## Passage given
Billionaire Len Blavatnik’s Access Industries Holdings bought Warner Music in May 2011 for $1.3 billion. A Sony-led group that includes billionaire David Geffen agreed to pay $2.2 billion for EMI’s publishing unit in November, and Universal Music agreed to pay $1.9 billion for EMI’s recorded unit
“I would consider there’ll be an active bidding war for Virgin Records with interest from private equity and industry insiders like Warner Music,” Enders said.
Virgin Records was an early part of Branson’s Virgin empire, which today includes planes, trains, holidays and mobile phones. It began when Branson founded a mail-order business in 1970, selling records by mail. He opened his first Virgin Record Shop in 1971 on Oxford Street in London and in 1973 released Mike Oldfield’s album “Tubular Bells,” which appeared on the soundtrack of the film “The Exorcist.”
Universal may submit a proposal to the European Commission as soon as today, offering to sell off some business units in order to eliminate antitrust concerns about the EMI deal, according to two people familiar with the situation.

## Task requirements
Carry on the passage about the EMI sale and Virgin Records, beginning after its final sentence.

## Given records
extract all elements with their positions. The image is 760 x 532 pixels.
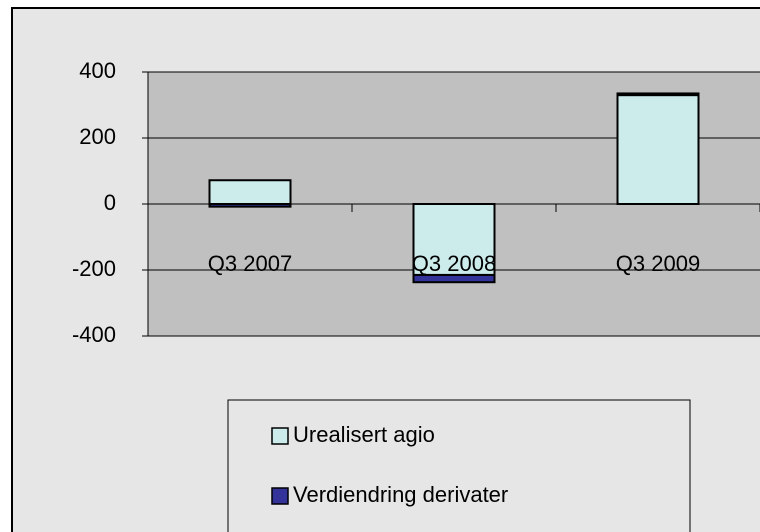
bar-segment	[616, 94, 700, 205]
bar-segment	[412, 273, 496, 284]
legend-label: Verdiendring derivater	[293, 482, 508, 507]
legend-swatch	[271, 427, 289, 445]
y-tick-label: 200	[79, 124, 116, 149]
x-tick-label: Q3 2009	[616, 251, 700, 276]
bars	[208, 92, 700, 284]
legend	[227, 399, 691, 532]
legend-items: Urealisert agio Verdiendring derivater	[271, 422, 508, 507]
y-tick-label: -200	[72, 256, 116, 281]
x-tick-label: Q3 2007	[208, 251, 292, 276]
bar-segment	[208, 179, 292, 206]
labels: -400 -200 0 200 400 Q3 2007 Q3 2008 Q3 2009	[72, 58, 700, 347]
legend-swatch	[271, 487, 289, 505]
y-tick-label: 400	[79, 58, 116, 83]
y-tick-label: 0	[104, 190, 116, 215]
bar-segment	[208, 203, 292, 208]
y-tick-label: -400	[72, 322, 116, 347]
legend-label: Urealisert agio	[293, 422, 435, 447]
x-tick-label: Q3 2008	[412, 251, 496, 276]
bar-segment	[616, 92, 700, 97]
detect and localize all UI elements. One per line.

--

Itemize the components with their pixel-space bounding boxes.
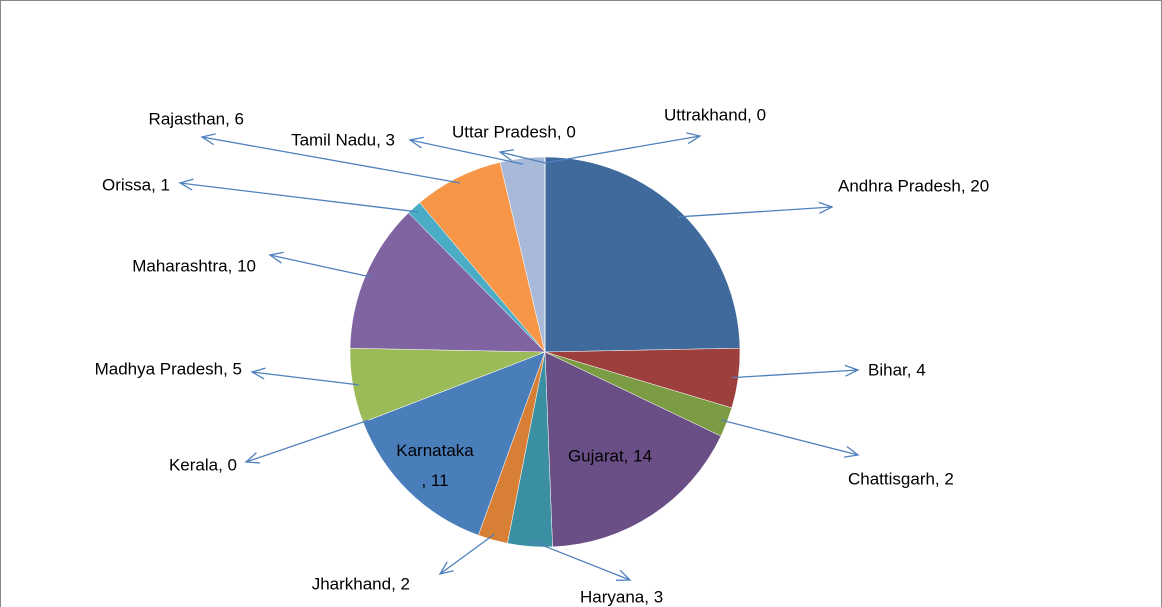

## Written answer
Universal’s offer would then be circulated to rivals and customers before the commission makes a decision to approve the deal.
At an Impala board meeting yesterday, members voted to keep opposing Universal Music’s purchase of EMI, citing competitive issues in digital and physical markets as well as “access to media exposure for new artists, as well as the foreclosure of independents when it comes to signing artists,” according to a statement today.
“Impala agrees that digital companies are giants and need proper regulation, but the problem is that excessive concentration in the music sector would help Universal mould services towards its own interests and obtain more than its fair share of exposure,” the group said.
A Universal spokesman declined to comment today.